Task directions:
Take every line from the material that has the word "than" in it.

Extracted records:
_ _ _

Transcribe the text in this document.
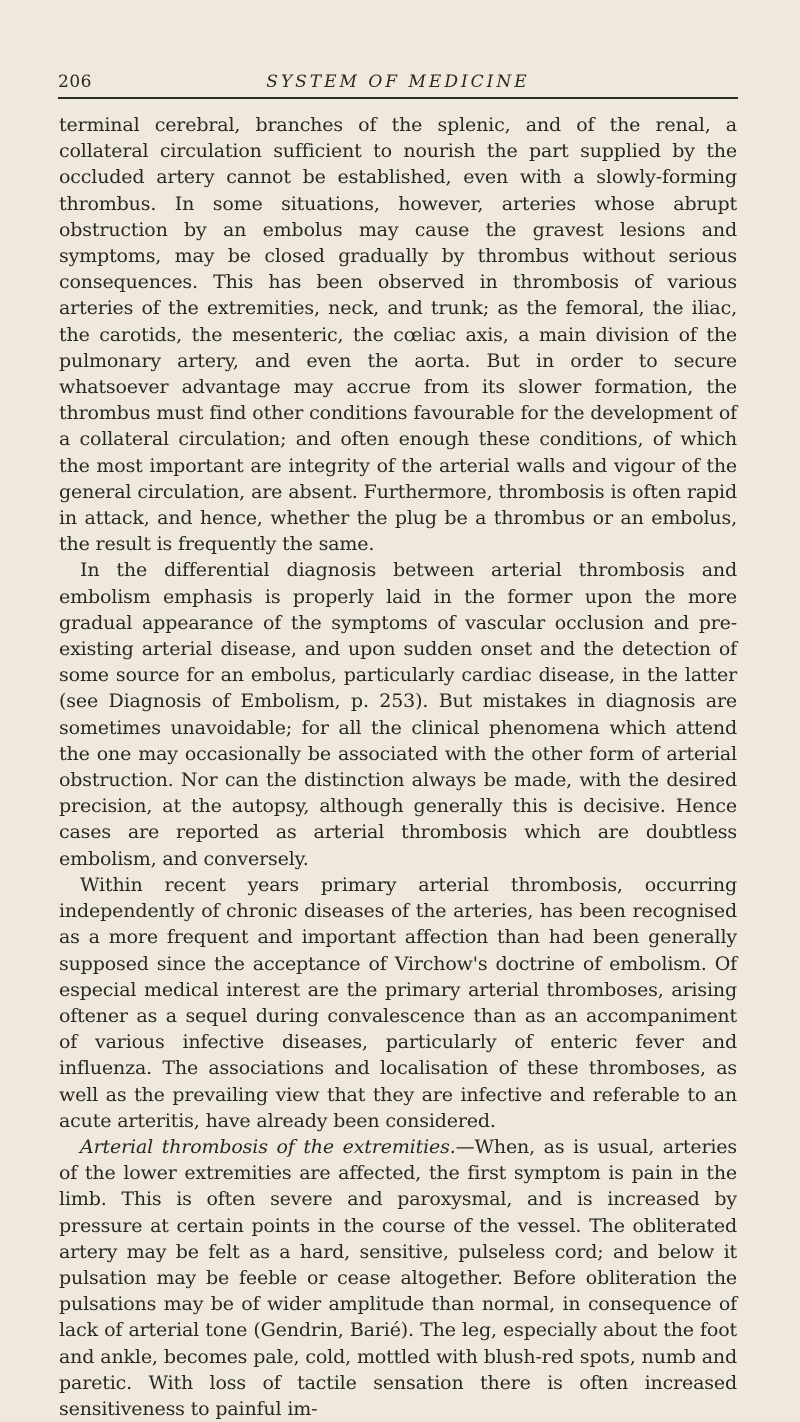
206	SYSTEM OF MEDICINE

terminal cerebral, branches of the splenic, and of the renal, a collateral circulation sufficient to nourish the part supplied by the occluded artery cannot be established, even with a slowly-forming thrombus. In some situations, however, arteries whose abrupt obstruction by an embolus may cause the gravest lesions and symptoms, may be closed gradually by thrombus without serious consequences. This has been observed in thrombosis of various arteries of the extremities, neck, and trunk; as the femoral, the iliac, the carotids, the mesenteric, the cœliac axis, a main division of the pulmonary artery, and even the aorta. But in order to secure whatsoever advantage may accrue from its slower formation, the thrombus must find other conditions favourable for the development of a collateral circulation; and often enough these conditions, of which the most important are integrity of the arterial walls and vigour of the general circulation, are absent. Furthermore, thrombosis is often rapid in attack, and hence, whether the plug be a thrombus or an embolus, the result is frequently the same.

In the differential diagnosis between arterial thrombosis and embolism emphasis is properly laid in the former upon the more gradual appearance of the symptoms of vascular occlusion and pre-existing arterial disease, and upon sudden onset and the detection of some source for an embolus, particularly cardiac disease, in the latter (see Diagnosis of Embolism, p. 253). But mistakes in diagnosis are sometimes unavoidable; for all the clinical phenomena which attend the one may occasionally be associated with the other form of arterial obstruction. Nor can the distinction always be made, with the desired precision, at the autopsy, although generally this is decisive. Hence cases are reported as arterial thrombosis which are doubtless embolism, and conversely.

Within recent years primary arterial thrombosis, occurring independently of chronic diseases of the arteries, has been recognised as a more frequent and important affection than had been generally supposed since the acceptance of Virchow's doctrine of embolism. Of especial medical interest are the primary arterial thromboses, arising oftener as a sequel during convalescence than as an accompaniment of various infective diseases, particularly of enteric fever and influenza. The associations and localisation of these thromboses, as well as the prevailing view that they are infective and referable to an acute arteritis, have already been considered.

Arterial thrombosis of the extremities.—When, as is usual, arteries of the lower extremities are affected, the first symptom is pain in the limb. This is often severe and paroxysmal, and is increased by pressure at certain points in the course of the vessel. The obliterated artery may be felt as a hard, sensitive, pulseless cord; and below it pulsation may be feeble or cease altogether. Before obliteration the pulsations may be of wider amplitude than normal, in consequence of lack of arterial tone (Gendrin, Barié). The leg, especially about the foot and ankle, becomes pale, cold, mottled with blush-red spots, numb and paretic. With loss of tactile sensation there is often increased sensitiveness to painful im-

_ _ _

Output:
Within recent years primary arterial thrombosis, occurring independently of chronic diseases of the arteries, has been recognised as a more frequent and important affection than had been generally supposed since the acceptance of Virchow's doctrine of embolism. Of especial medical interest are the primary arterial thromboses, arising oftener as a sequel during convalescence than as an accompaniment of various infective diseases, particularly of enteric fever and influenza. The associations and localisation of these thromboses, as well as the prevailing view that they are infective and referable to an acute arteritis, have already been considered.
Arterial thrombosis of the extremities.—When, as is usual, arteries of the lower extremities are affected, the first symptom is pain in the limb. This is often severe and paroxysmal, and is increased by pressure at certain points in the course of the vessel. The obliterated artery may be felt as a hard, sensitive, pulseless cord; and below it pulsation may be feeble or cease altogether. Before obliteration the pulsations may be of wider amplitude than normal, in consequence of lack of arterial tone (Gendrin, Barié). The leg, especially about the foot and ankle, becomes pale, cold, mottled with blush-red spots, numb and paretic. With loss of tactile sensation there is often increased sensitiveness to painful im-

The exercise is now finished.